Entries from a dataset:
+ + + + + + +
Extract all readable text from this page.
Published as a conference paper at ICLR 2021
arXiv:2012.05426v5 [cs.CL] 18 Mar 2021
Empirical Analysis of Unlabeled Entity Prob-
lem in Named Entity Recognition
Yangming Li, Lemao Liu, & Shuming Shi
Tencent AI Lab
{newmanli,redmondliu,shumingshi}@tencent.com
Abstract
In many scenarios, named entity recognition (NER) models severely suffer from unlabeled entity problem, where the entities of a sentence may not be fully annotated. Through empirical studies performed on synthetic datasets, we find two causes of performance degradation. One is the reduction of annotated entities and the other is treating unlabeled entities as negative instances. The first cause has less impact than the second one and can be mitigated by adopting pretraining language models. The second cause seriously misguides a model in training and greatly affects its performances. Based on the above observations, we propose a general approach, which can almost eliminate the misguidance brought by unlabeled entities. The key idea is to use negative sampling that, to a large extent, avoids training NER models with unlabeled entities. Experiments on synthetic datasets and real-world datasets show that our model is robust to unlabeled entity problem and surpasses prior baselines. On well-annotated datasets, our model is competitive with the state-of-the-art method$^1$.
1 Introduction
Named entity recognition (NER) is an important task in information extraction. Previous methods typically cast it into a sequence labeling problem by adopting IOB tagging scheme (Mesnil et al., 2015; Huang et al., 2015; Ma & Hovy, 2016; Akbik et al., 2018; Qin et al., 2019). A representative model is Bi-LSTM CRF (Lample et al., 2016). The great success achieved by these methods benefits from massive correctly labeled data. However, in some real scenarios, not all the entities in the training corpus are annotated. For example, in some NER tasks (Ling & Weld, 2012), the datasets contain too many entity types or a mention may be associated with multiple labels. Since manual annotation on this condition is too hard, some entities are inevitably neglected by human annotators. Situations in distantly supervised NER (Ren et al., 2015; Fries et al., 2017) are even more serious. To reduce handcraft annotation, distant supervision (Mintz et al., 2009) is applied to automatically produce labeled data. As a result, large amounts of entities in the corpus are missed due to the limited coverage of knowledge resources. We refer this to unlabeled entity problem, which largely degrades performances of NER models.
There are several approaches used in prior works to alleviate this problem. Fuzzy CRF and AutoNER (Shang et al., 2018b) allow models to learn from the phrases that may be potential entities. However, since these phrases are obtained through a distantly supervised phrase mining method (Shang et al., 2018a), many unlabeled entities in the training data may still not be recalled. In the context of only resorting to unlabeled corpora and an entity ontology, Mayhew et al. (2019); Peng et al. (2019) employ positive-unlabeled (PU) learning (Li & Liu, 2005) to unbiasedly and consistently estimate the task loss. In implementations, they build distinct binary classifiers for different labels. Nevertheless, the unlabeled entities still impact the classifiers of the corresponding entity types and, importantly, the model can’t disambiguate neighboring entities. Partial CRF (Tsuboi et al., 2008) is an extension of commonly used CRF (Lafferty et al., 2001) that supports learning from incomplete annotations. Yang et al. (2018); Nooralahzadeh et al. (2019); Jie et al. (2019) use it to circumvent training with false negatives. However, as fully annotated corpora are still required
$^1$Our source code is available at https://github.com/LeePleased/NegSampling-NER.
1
+ + + + + + +
- [Stated problem]
Restate each record exactly as written.

- [Solution]
Extract all readable text from this page.
Published as a conference paper at ICLR 2021
arXiv:2012.05426v5 [cs.CL] 18 Mar 2021
Empirical Analysis of Unlabeled Entity Prob-
lem in Named Entity Recognition
Yangming Li, Lemao Liu, & Shuming Shi
Tencent AI Lab
{newmanli,redmondliu,shumingshi}@tencent.com
Abstract
In many scenarios, named entity recognition (NER) models severely suffer from unlabeled entity problem, where the entities of a sentence may not be fully annotated. Through empirical studies performed on synthetic datasets, we find two causes of performance degradation. One is the reduction of annotated entities and the other is treating unlabeled entities as negative instances. The first cause has less impact than the second one and can be mitigated by adopting pretraining language models. The second cause seriously misguides a model in training and greatly affects its performances. Based on the above observations, we propose a general approach, which can almost eliminate the misguidance brought by unlabeled entities. The key idea is to use negative sampling that, to a large extent, avoids training NER models with unlabeled entities. Experiments on synthetic datasets and real-world datasets show that our model is robust to unlabeled entity problem and surpasses prior baselines. On well-annotated datasets, our model is competitive with the state-of-the-art method$^1$.
1 Introduction
Named entity recognition (NER) is an important task in information extraction. Previous methods typically cast it into a sequence labeling problem by adopting IOB tagging scheme (Mesnil et al., 2015; Huang et al., 2015; Ma & Hovy, 2016; Akbik et al., 2018; Qin et al., 2019). A representative model is Bi-LSTM CRF (Lample et al., 2016). The great success achieved by these methods benefits from massive correctly labeled data. However, in some real scenarios, not all the entities in the training corpus are annotated. For example, in some NER tasks (Ling & Weld, 2012), the datasets contain too many entity types or a mention may be associated with multiple labels. Since manual annotation on this condition is too hard, some entities are inevitably neglected by human annotators. Situations in distantly supervised NER (Ren et al., 2015; Fries et al., 2017) are even more serious. To reduce handcraft annotation, distant supervision (Mintz et al., 2009) is applied to automatically produce labeled data. As a result, large amounts of entities in the corpus are missed due to the limited coverage of knowledge resources. We refer this to unlabeled entity problem, which largely degrades performances of NER models.
There are several approaches used in prior works to alleviate this problem. Fuzzy CRF and AutoNER (Shang et al., 2018b) allow models to learn from the phrases that may be potential entities. However, since these phrases are obtained through a distantly supervised phrase mining method (Shang et al., 2018a), many unlabeled entities in the training data may still not be recalled. In the context of only resorting to unlabeled corpora and an entity ontology, Mayhew et al. (2019); Peng et al. (2019) employ positive-unlabeled (PU) learning (Li & Liu, 2005) to unbiasedly and consistently estimate the task loss. In implementations, they build distinct binary classifiers for different labels. Nevertheless, the unlabeled entities still impact the classifiers of the corresponding entity types and, importantly, the model can’t disambiguate neighboring entities. Partial CRF (Tsuboi et al., 2008) is an extension of commonly used CRF (Lafferty et al., 2001) that supports learning from incomplete annotations. Yang et al. (2018); Nooralahzadeh et al. (2019); Jie et al. (2019) use it to circumvent training with false negatives. However, as fully annotated corpora are still required
$^1$Our source code is available at https://github.com/LeePleased/NegSampling-NER.
1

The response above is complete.